Begin Supplied information

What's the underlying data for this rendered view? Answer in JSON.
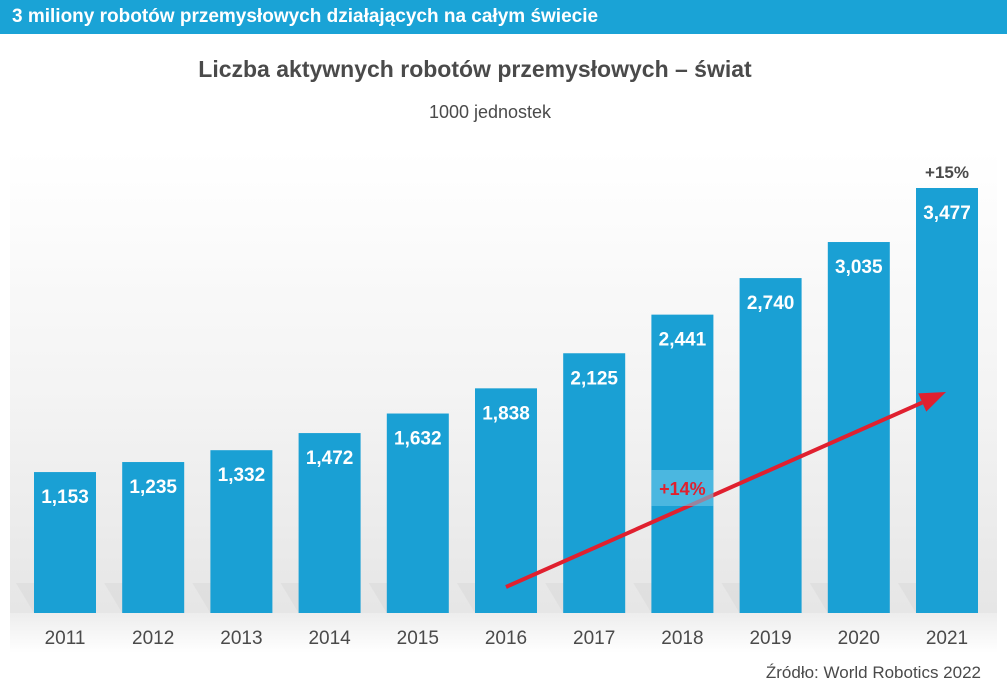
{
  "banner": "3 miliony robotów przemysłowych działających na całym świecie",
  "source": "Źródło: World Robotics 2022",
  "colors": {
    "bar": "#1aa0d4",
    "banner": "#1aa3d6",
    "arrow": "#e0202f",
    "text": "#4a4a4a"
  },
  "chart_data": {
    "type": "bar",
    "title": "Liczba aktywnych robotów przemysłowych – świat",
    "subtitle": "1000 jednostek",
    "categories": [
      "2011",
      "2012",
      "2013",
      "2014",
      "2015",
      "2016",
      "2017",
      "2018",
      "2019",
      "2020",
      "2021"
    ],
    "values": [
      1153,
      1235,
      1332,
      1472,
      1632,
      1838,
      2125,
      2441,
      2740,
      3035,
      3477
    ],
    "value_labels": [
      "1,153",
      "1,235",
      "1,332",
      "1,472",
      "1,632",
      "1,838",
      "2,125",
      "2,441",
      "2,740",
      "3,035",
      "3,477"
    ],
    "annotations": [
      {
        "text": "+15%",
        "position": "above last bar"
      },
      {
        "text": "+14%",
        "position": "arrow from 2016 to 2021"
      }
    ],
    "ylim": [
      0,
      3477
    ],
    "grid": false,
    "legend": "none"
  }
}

End Supplied information

## Exercise:
Reproduce every entry exactly, but omit each picture.

## Reply to the exercise:
What's the underlying data for this rendered view? Answer in JSON.
{
  "banner": "3 miliony robotów przemysłowych działających na całym świecie",
  "source": "Źródło: World Robotics 2022",
  "colors": {
    "bar": "#1aa0d4",
    "banner": "#1aa3d6",
    "arrow": "#e0202f",
    "text": "#4a4a4a"
  },
  "chart_data": {
    "type": "bar",
    "title": "Liczba aktywnych robotów przemysłowych – świat",
    "subtitle": "1000 jednostek",
    "categories": [
      "2011",
      "2012",
      "2013",
      "2014",
      "2015",
      "2016",
      "2017",
      "2018",
      "2019",
      "2020",
      "2021"
    ],
    "values": [
      1153,
      1235,
      1332,
      1472,
      1632,
      1838,
      2125,
      2441,
      2740,
      3035,
      3477
    ],
    "value_labels": [
      "1,153",
      "1,235",
      "1,332",
      "1,472",
      "1,632",
      "1,838",
      "2,125",
      "2,441",
      "2,740",
      "3,035",
      "3,477"
    ],
    "annotations": [
      {
        "text": "+15%",
        "position": "above last bar"
      },
      {
        "text": "+14%",
        "position": "arrow from 2016 to 2021"
      }
    ],
    "ylim": [
      0,
      3477
    ],
    "grid": false,
    "legend": "none"
  }
}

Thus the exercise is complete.